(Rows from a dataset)
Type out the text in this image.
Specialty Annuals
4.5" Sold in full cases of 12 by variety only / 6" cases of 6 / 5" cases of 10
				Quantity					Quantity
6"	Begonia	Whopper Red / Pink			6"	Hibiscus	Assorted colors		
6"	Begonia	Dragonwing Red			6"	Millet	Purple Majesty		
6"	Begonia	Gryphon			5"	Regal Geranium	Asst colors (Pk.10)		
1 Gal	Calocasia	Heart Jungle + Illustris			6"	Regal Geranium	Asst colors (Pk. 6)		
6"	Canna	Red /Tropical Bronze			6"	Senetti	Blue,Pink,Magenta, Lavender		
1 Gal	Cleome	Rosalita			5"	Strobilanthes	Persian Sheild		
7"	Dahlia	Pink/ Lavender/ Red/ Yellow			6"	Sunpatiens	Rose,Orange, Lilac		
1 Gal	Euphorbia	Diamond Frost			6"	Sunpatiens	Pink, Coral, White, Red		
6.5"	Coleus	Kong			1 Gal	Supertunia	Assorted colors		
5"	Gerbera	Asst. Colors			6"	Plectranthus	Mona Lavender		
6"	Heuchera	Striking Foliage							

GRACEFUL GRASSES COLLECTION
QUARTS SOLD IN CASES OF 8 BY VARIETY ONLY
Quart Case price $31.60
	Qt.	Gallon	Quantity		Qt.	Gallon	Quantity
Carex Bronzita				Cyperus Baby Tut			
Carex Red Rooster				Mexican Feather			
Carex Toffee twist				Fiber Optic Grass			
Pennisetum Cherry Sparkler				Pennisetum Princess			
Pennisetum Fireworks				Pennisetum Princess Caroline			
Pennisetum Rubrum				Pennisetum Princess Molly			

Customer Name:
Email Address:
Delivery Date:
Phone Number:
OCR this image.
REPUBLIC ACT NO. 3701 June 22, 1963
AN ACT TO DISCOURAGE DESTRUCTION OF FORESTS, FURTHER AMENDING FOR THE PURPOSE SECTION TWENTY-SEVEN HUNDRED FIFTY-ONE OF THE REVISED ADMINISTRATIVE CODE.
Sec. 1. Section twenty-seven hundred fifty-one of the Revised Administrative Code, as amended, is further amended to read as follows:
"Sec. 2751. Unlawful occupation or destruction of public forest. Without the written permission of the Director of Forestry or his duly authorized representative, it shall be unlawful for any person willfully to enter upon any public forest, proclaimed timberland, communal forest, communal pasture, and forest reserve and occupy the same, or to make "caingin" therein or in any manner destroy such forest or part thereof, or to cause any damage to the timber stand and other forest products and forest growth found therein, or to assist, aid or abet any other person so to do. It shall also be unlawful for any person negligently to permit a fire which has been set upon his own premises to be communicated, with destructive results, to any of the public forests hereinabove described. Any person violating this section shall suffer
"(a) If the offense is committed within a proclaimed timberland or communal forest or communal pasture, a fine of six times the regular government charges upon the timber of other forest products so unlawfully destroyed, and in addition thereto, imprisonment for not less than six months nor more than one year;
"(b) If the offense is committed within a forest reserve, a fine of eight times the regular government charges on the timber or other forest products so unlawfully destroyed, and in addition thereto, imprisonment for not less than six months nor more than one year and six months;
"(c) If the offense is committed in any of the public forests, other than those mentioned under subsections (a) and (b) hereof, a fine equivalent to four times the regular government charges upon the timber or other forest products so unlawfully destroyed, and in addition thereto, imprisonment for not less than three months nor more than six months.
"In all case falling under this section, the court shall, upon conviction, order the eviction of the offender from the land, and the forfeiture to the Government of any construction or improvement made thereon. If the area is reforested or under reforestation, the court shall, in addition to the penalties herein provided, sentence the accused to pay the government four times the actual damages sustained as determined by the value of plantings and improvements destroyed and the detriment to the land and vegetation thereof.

• Exercise details:
Each line must be given again exactly as written above.

• Completed task:
Type out the text in this image.
Specialty Annuals
4.5" Sold in full cases of 12 by variety only / 6" cases of 6 / 5" cases of 10
				Quantity					Quantity
6"	Begonia	Whopper Red / Pink			6"	Hibiscus	Assorted colors		
6"	Begonia	Dragonwing Red			6"	Millet	Purple Majesty		
6"	Begonia	Gryphon			5"	Regal Geranium	Asst colors (Pk.10)		
1 Gal	Calocasia	Heart Jungle + Illustris			6"	Regal Geranium	Asst colors (Pk. 6)		
6"	Canna	Red /Tropical Bronze			6"	Senetti	Blue,Pink,Magenta, Lavender		
1 Gal	Cleome	Rosalita			5"	Strobilanthes	Persian Sheild		
7"	Dahlia	Pink/ Lavender/ Red/ Yellow			6"	Sunpatiens	Rose,Orange, Lilac		
1 Gal	Euphorbia	Diamond Frost			6"	Sunpatiens	Pink, Coral, White, Red		
6.5"	Coleus	Kong			1 Gal	Supertunia	Assorted colors		
5"	Gerbera	Asst. Colors			6"	Plectranthus	Mona Lavender		
6"	Heuchera	Striking Foliage							

GRACEFUL GRASSES COLLECTION
QUARTS SOLD IN CASES OF 8 BY VARIETY ONLY
Quart Case price $31.60
	Qt.	Gallon	Quantity		Qt.	Gallon	Quantity
Carex Bronzita				Cyperus Baby Tut			
Carex Red Rooster				Mexican Feather			
Carex Toffee twist				Fiber Optic Grass			
Pennisetum Cherry Sparkler				Pennisetum Princess			
Pennisetum Fireworks				Pennisetum Princess Caroline			
Pennisetum Rubrum				Pennisetum Princess Molly			

Customer Name:
Email Address:
Delivery Date:
Phone Number:
OCR this image.
REPUBLIC ACT NO. 3701 June 22, 1963
AN ACT TO DISCOURAGE DESTRUCTION OF FORESTS, FURTHER AMENDING FOR THE PURPOSE SECTION TWENTY-SEVEN HUNDRED FIFTY-ONE OF THE REVISED ADMINISTRATIVE CODE.
Sec. 1. Section twenty-seven hundred fifty-one of the Revised Administrative Code, as amended, is further amended to read as follows:
"Sec. 2751. Unlawful occupation or destruction of public forest. Without the written permission of the Director of Forestry or his duly authorized representative, it shall be unlawful for any person willfully to enter upon any public forest, proclaimed timberland, communal forest, communal pasture, and forest reserve and occupy the same, or to make "caingin" therein or in any manner destroy such forest or part thereof, or to cause any damage to the timber stand and other forest products and forest growth found therein, or to assist, aid or abet any other person so to do. It shall also be unlawful for any person negligently to permit a fire which has been set upon his own premises to be communicated, with destructive results, to any of the public forests hereinabove described. Any person violating this section shall suffer
"(a) If the offense is committed within a proclaimed timberland or communal forest or communal pasture, a fine of six times the regular government charges upon the timber of other forest products so unlawfully destroyed, and in addition thereto, imprisonment for not less than six months nor more than one year;
"(b) If the offense is committed within a forest reserve, a fine of eight times the regular government charges on the timber or other forest products so unlawfully destroyed, and in addition thereto, imprisonment for not less than six months nor more than one year and six months;
"(c) If the offense is committed in any of the public forests, other than those mentioned under subsections (a) and (b) hereof, a fine equivalent to four times the regular government charges upon the timber or other forest products so unlawfully destroyed, and in addition thereto, imprisonment for not less than three months nor more than six months.
"In all case falling under this section, the court shall, upon conviction, order the eviction of the offender from the land, and the forfeiture to the Government of any construction or improvement made thereon. If the area is reforested or under reforestation, the court shall, in addition to the penalties herein provided, sentence the accused to pay the government four times the actual damages sustained as determined by the value of plantings and improvements destroyed and the detriment to the land and vegetation thereof.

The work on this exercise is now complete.